* Supplied material
* begin *
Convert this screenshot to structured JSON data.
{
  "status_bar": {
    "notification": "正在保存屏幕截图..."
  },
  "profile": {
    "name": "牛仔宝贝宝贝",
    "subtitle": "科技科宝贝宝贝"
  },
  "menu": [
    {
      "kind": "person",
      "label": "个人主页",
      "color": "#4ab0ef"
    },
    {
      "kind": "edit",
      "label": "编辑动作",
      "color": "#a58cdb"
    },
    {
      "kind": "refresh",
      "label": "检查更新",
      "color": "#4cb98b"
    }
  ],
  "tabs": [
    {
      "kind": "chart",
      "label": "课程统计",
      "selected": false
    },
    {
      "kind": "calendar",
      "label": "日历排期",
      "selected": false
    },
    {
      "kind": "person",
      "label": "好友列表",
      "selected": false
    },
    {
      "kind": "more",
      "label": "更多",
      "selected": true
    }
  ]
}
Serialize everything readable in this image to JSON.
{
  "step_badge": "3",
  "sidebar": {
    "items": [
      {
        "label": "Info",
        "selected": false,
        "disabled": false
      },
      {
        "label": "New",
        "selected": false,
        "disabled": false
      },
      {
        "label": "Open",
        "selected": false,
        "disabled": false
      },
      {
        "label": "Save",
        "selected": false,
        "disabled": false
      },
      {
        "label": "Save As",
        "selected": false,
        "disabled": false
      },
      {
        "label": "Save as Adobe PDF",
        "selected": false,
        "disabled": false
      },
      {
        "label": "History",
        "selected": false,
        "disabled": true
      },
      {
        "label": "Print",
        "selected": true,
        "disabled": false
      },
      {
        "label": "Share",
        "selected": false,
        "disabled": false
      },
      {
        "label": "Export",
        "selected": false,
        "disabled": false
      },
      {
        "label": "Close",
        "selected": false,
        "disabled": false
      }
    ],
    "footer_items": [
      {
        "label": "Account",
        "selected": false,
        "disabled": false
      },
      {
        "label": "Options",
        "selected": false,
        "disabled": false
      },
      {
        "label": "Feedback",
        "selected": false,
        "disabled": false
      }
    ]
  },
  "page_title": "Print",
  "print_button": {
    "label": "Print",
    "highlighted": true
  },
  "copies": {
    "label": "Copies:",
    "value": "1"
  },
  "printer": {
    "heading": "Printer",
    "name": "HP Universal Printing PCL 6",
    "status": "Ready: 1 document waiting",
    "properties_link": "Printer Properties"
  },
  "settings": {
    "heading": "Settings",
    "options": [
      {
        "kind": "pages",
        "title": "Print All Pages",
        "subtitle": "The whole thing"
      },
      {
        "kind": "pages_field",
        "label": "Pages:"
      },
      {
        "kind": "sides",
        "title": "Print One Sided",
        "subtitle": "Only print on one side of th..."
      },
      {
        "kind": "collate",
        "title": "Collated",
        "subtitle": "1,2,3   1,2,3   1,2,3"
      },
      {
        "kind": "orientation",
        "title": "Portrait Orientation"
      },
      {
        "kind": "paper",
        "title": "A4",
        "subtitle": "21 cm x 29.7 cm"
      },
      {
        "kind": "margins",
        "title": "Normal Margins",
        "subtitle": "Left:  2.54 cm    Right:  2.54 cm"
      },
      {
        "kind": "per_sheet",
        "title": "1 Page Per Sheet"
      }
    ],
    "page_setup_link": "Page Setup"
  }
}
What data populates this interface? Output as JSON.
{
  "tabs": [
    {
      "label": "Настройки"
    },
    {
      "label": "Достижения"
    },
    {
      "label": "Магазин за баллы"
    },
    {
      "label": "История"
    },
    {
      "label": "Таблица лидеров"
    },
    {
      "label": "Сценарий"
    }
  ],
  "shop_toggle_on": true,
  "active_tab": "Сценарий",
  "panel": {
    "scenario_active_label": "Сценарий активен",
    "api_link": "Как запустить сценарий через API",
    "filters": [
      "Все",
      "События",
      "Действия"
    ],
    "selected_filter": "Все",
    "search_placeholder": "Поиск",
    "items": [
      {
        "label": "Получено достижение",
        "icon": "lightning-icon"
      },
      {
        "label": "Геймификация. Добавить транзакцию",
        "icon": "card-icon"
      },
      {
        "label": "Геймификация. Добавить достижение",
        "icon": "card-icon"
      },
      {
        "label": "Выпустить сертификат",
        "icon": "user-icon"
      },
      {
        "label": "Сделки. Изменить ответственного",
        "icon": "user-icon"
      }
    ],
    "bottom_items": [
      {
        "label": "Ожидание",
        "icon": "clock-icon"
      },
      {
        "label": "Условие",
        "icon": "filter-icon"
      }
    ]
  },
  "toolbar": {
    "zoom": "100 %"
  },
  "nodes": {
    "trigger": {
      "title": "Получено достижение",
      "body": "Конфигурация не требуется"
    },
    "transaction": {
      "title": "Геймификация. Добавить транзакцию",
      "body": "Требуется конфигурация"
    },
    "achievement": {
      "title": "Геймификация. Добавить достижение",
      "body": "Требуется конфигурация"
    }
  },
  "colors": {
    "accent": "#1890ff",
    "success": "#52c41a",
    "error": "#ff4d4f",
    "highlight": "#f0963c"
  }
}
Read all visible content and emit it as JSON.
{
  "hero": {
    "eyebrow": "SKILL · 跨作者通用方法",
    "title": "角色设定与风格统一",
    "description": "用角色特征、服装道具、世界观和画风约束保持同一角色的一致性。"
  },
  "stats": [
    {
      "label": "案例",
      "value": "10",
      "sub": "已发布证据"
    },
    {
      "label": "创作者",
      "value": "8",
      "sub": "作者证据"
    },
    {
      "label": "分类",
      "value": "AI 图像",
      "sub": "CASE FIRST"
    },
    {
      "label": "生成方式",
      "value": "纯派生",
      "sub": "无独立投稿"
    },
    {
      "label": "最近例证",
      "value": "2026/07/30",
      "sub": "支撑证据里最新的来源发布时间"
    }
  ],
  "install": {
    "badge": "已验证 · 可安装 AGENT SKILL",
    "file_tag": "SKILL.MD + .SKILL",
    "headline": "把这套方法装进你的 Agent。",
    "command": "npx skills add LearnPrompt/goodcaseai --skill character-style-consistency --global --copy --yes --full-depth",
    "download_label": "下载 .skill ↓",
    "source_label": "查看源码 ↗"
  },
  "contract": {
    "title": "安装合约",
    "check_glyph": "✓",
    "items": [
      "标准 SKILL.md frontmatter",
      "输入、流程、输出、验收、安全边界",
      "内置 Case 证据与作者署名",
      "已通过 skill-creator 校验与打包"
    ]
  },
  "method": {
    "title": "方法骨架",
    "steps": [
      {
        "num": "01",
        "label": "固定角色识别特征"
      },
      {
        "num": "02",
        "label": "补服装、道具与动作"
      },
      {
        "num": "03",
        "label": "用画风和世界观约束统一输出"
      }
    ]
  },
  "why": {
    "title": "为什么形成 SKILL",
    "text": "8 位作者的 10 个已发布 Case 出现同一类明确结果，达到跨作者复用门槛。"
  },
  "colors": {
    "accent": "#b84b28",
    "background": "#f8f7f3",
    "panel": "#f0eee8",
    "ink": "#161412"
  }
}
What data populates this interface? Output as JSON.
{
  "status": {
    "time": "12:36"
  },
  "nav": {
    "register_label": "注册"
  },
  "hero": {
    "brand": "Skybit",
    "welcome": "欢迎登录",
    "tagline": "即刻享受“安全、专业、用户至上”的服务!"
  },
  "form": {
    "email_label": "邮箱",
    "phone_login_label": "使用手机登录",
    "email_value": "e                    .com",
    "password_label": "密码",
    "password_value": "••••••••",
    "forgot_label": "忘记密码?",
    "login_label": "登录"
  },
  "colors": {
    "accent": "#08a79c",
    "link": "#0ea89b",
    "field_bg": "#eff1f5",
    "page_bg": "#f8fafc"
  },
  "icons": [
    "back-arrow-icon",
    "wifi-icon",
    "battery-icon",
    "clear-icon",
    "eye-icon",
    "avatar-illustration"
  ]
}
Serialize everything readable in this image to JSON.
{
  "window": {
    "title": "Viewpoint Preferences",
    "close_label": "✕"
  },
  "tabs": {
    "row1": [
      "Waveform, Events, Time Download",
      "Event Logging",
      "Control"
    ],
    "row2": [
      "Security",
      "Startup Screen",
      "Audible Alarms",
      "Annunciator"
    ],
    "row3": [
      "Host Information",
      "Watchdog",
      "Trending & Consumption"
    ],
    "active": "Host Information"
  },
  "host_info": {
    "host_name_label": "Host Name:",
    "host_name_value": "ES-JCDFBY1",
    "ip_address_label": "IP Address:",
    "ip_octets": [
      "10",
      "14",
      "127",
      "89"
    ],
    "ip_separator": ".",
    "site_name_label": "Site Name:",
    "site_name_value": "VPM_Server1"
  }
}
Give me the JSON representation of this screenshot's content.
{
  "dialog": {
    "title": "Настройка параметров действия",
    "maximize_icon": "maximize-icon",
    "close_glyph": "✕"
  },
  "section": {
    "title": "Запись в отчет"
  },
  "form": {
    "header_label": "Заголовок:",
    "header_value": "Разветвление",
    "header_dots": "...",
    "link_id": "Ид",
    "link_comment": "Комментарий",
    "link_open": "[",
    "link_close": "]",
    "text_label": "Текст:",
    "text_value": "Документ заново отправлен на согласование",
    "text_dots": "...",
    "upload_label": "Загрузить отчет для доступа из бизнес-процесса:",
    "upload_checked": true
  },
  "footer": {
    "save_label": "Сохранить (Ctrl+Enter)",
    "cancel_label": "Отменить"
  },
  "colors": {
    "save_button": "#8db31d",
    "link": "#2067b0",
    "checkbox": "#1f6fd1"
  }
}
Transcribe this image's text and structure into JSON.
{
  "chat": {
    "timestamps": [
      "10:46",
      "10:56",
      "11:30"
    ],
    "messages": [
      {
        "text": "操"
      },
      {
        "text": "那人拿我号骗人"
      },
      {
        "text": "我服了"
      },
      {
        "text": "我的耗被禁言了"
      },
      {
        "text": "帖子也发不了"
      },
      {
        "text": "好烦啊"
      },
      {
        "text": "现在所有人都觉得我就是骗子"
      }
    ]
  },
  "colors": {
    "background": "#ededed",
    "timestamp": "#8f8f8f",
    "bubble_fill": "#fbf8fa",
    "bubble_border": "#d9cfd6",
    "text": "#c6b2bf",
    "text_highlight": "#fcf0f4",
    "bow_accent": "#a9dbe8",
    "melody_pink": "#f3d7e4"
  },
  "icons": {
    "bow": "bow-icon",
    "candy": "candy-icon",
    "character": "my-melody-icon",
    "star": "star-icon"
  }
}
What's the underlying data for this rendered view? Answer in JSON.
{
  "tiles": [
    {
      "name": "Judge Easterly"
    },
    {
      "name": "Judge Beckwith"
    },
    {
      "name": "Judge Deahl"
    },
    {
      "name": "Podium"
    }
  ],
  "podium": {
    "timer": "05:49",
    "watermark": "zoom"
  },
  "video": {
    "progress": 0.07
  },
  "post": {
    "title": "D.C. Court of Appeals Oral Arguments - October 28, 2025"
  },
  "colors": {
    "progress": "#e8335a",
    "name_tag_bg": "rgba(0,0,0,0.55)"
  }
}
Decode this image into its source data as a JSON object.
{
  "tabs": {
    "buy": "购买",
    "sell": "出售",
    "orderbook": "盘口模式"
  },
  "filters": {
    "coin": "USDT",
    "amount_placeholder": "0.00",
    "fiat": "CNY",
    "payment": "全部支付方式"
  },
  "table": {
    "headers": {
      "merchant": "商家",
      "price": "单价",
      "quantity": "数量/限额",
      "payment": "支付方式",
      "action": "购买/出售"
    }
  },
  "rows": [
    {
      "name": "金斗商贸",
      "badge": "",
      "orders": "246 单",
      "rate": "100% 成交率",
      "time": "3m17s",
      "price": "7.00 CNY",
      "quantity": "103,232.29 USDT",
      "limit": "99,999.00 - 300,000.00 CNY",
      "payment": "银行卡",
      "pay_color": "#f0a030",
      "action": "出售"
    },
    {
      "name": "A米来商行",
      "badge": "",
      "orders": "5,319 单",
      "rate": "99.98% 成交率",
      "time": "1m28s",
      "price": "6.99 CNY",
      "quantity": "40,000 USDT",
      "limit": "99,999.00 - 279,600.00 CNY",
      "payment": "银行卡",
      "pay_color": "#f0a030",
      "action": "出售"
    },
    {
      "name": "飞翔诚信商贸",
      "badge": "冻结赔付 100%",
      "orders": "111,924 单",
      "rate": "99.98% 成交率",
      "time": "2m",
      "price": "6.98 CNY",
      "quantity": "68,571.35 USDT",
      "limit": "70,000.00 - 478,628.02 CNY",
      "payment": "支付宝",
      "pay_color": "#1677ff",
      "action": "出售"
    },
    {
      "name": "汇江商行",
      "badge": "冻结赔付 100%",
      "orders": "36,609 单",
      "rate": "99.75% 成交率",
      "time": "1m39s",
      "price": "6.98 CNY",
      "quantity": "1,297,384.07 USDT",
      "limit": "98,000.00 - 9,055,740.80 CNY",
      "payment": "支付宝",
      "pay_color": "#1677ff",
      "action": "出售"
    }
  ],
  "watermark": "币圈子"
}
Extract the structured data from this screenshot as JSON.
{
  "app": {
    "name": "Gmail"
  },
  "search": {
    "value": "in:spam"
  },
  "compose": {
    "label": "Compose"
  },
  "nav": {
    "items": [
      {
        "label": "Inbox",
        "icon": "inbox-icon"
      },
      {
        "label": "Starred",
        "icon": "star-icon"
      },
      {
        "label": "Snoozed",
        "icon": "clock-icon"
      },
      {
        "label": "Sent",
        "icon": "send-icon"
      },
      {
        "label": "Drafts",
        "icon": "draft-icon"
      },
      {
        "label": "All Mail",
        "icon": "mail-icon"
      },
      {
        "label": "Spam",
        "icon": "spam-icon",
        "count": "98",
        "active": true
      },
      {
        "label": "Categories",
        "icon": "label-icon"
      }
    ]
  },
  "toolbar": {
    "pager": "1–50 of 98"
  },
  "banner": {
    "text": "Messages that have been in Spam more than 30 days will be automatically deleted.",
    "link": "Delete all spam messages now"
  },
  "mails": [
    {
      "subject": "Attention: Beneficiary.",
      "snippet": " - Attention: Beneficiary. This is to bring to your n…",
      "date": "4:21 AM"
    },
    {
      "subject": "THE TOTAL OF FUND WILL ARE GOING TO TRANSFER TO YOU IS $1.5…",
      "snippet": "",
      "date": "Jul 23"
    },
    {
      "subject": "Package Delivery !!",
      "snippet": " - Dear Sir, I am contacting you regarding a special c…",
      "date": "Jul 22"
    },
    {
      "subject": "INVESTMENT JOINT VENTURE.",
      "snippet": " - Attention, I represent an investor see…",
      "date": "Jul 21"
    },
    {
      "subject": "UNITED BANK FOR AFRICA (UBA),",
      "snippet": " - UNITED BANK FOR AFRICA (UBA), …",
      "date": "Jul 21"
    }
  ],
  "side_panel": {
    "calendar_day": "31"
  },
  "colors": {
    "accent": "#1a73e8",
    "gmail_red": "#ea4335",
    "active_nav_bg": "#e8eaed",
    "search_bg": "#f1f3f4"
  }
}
* end *
* Exercise instructions
Find "Beneficiary". Copy every line it occurs in.

* Response to the task
      "subject": "Attention: Beneficiary.",
      "snippet": " - Attention: Beneficiary. This is to bring to your n…",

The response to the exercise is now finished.